> [RECORDS SHOWN]:
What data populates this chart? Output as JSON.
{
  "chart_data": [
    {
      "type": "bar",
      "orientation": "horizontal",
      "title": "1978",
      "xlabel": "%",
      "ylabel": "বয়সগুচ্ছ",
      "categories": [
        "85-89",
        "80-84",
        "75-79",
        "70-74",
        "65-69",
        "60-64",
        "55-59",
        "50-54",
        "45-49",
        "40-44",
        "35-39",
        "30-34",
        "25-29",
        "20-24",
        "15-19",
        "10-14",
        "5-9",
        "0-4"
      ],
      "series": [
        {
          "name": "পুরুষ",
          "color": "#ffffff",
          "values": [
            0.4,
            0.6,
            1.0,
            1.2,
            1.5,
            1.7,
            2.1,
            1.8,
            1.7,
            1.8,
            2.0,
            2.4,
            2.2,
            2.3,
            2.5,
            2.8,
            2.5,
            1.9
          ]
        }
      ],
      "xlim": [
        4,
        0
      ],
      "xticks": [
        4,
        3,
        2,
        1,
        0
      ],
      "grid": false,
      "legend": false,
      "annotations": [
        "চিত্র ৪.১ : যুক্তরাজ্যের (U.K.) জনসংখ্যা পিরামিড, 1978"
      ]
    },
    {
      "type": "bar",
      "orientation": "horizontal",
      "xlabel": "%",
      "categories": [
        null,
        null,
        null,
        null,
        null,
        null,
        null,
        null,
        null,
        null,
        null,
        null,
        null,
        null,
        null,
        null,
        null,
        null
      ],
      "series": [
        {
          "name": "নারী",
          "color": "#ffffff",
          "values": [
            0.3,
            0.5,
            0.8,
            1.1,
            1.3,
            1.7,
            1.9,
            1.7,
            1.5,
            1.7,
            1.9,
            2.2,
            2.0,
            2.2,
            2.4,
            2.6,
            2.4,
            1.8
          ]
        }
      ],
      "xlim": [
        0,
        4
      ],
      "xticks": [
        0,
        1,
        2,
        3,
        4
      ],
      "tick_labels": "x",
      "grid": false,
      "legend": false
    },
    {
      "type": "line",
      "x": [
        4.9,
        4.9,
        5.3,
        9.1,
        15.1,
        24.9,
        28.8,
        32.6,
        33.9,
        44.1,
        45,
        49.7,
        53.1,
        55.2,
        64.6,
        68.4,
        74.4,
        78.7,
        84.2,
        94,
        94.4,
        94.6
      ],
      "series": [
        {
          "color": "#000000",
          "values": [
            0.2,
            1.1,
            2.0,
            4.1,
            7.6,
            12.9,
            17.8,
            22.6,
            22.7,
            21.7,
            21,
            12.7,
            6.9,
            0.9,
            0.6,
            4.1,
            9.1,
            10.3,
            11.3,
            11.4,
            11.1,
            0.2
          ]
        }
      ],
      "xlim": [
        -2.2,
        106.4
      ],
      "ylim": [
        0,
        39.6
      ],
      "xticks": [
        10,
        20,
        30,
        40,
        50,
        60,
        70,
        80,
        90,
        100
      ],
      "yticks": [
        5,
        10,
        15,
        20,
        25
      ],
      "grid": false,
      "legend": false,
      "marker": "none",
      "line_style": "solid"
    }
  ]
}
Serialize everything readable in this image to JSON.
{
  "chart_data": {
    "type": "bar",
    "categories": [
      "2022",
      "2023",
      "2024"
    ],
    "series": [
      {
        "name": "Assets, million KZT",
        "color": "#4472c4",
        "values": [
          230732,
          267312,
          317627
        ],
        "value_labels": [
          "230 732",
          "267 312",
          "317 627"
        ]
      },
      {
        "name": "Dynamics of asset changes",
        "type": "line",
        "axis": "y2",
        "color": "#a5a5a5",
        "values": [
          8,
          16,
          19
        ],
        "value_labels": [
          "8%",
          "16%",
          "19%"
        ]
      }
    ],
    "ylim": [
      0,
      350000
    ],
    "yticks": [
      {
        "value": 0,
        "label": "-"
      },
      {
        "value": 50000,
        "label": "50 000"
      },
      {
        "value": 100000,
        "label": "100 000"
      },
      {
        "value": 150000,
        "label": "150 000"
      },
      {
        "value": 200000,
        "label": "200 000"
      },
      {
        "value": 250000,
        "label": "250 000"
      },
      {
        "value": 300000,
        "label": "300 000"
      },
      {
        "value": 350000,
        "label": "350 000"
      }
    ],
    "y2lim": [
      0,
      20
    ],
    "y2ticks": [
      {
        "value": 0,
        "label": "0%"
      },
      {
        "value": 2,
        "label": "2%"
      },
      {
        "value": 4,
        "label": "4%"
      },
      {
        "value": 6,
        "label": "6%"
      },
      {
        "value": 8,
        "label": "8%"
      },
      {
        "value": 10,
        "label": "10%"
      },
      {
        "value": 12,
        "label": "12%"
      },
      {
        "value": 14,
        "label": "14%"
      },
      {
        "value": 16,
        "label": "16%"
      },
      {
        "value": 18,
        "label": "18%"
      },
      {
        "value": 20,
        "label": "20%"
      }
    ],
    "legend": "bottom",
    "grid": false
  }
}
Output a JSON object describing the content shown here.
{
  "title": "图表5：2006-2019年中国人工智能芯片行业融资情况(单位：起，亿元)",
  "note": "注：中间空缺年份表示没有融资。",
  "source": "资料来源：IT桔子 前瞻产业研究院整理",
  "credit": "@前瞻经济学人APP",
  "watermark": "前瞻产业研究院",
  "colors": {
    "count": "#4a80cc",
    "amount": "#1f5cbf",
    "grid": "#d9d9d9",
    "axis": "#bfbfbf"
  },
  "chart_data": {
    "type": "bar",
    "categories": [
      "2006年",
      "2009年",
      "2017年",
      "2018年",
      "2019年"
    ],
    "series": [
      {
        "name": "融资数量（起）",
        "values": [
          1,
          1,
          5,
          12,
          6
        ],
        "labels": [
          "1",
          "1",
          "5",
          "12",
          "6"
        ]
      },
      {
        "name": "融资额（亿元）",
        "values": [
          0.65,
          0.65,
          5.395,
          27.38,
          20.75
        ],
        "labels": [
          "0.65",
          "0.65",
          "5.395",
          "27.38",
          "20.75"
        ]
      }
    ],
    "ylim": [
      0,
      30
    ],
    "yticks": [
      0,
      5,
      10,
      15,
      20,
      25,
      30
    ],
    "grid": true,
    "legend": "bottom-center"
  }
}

> [GOAL OF THE EXERCISE]:
Return each entry from the material above exactly as it appears.

> [RESPONSE FOR THIS EXERCISE]:
What data populates this chart? Output as JSON.
{
  "chart_data": [
    {
      "type": "bar",
      "orientation": "horizontal",
      "title": "1978",
      "xlabel": "%",
      "ylabel": "বয়সগুচ্ছ",
      "categories": [
        "85-89",
        "80-84",
        "75-79",
        "70-74",
        "65-69",
        "60-64",
        "55-59",
        "50-54",
        "45-49",
        "40-44",
        "35-39",
        "30-34",
        "25-29",
        "20-24",
        "15-19",
        "10-14",
        "5-9",
        "0-4"
      ],
      "series": [
        {
          "name": "পুরুষ",
          "color": "#ffffff",
          "values": [
            0.4,
            0.6,
            1.0,
            1.2,
            1.5,
            1.7,
            2.1,
            1.8,
            1.7,
            1.8,
            2.0,
            2.4,
            2.2,
            2.3,
            2.5,
            2.8,
            2.5,
            1.9
          ]
        }
      ],
      "xlim": [
        4,
        0
      ],
      "xticks": [
        4,
        3,
        2,
        1,
        0
      ],
      "grid": false,
      "legend": false,
      "annotations": [
        "চিত্র ৪.১ : যুক্তরাজ্যের (U.K.) জনসংখ্যা পিরামিড, 1978"
      ]
    },
    {
      "type": "bar",
      "orientation": "horizontal",
      "xlabel": "%",
      "categories": [
        null,
        null,
        null,
        null,
        null,
        null,
        null,
        null,
        null,
        null,
        null,
        null,
        null,
        null,
        null,
        null,
        null,
        null
      ],
      "series": [
        {
          "name": "নারী",
          "color": "#ffffff",
          "values": [
            0.3,
            0.5,
            0.8,
            1.1,
            1.3,
            1.7,
            1.9,
            1.7,
            1.5,
            1.7,
            1.9,
            2.2,
            2.0,
            2.2,
            2.4,
            2.6,
            2.4,
            1.8
          ]
        }
      ],
      "xlim": [
        0,
        4
      ],
      "xticks": [
        0,
        1,
        2,
        3,
        4
      ],
      "tick_labels": "x",
      "grid": false,
      "legend": false
    },
    {
      "type": "line",
      "x": [
        4.9,
        4.9,
        5.3,
        9.1,
        15.1,
        24.9,
        28.8,
        32.6,
        33.9,
        44.1,
        45,
        49.7,
        53.1,
        55.2,
        64.6,
        68.4,
        74.4,
        78.7,
        84.2,
        94,
        94.4,
        94.6
      ],
      "series": [
        {
          "color": "#000000",
          "values": [
            0.2,
            1.1,
            2.0,
            4.1,
            7.6,
            12.9,
            17.8,
            22.6,
            22.7,
            21.7,
            21,
            12.7,
            6.9,
            0.9,
            0.6,
            4.1,
            9.1,
            10.3,
            11.3,
            11.4,
            11.1,
            0.2
          ]
        }
      ],
      "xlim": [
        -2.2,
        106.4
      ],
      "ylim": [
        0,
        39.6
      ],
      "xticks": [
        10,
        20,
        30,
        40,
        50,
        60,
        70,
        80,
        90,
        100
      ],
      "yticks": [
        5,
        10,
        15,
        20,
        25
      ],
      "grid": false,
      "legend": false,
      "marker": "none",
      "line_style": "solid"
    }
  ]
}
Serialize everything readable in this image to JSON.
{
  "chart_data": {
    "type": "bar",
    "categories": [
      "2022",
      "2023",
      "2024"
    ],
    "series": [
      {
        "name": "Assets, million KZT",
        "color": "#4472c4",
        "values": [
          230732,
          267312,
          317627
        ],
        "value_labels": [
          "230 732",
          "267 312",
          "317 627"
        ]
      },
      {
        "name": "Dynamics of asset changes",
        "type": "line",
        "axis": "y2",
        "color": "#a5a5a5",
        "values": [
          8,
          16,
          19
        ],
        "value_labels": [
          "8%",
          "16%",
          "19%"
        ]
      }
    ],
    "ylim": [
      0,
      350000
    ],
    "yticks": [
      {
        "value": 0,
        "label": "-"
      },
      {
        "value": 50000,
        "label": "50 000"
      },
      {
        "value": 100000,
        "label": "100 000"
      },
      {
        "value": 150000,
        "label": "150 000"
      },
      {
        "value": 200000,
        "label": "200 000"
      },
      {
        "value": 250000,
        "label": "250 000"
      },
      {
        "value": 300000,
        "label": "300 000"
      },
      {
        "value": 350000,
        "label": "350 000"
      }
    ],
    "y2lim": [
      0,
      20
    ],
    "y2ticks": [
      {
        "value": 0,
        "label": "0%"
      },
      {
        "value": 2,
        "label": "2%"
      },
      {
        "value": 4,
        "label": "4%"
      },
      {
        "value": 6,
        "label": "6%"
      },
      {
        "value": 8,
        "label": "8%"
      },
      {
        "value": 10,
        "label": "10%"
      },
      {
        "value": 12,
        "label": "12%"
      },
      {
        "value": 14,
        "label": "14%"
      },
      {
        "value": 16,
        "label": "16%"
      },
      {
        "value": 18,
        "label": "18%"
      },
      {
        "value": 20,
        "label": "20%"
      }
    ],
    "legend": "bottom",
    "grid": false
  }
}
Output a JSON object describing the content shown here.
{
  "title": "图表5：2006-2019年中国人工智能芯片行业融资情况(单位：起，亿元)",
  "note": "注：中间空缺年份表示没有融资。",
  "source": "资料来源：IT桔子 前瞻产业研究院整理",
  "credit": "@前瞻经济学人APP",
  "watermark": "前瞻产业研究院",
  "colors": {
    "count": "#4a80cc",
    "amount": "#1f5cbf",
    "grid": "#d9d9d9",
    "axis": "#bfbfbf"
  },
  "chart_data": {
    "type": "bar",
    "categories": [
      "2006年",
      "2009年",
      "2017年",
      "2018年",
      "2019年"
    ],
    "series": [
      {
        "name": "融资数量（起）",
        "values": [
          1,
          1,
          5,
          12,
          6
        ],
        "labels": [
          "1",
          "1",
          "5",
          "12",
          "6"
        ]
      },
      {
        "name": "融资额（亿元）",
        "values": [
          0.65,
          0.65,
          5.395,
          27.38,
          20.75
        ],
        "labels": [
          "0.65",
          "0.65",
          "5.395",
          "27.38",
          "20.75"
        ]
      }
    ],
    "ylim": [
      0,
      30
    ],
    "yticks": [
      0,
      5,
      10,
      15,
      20,
      25,
      30
    ],
    "grid": true,
    "legend": "bottom-center"
  }
}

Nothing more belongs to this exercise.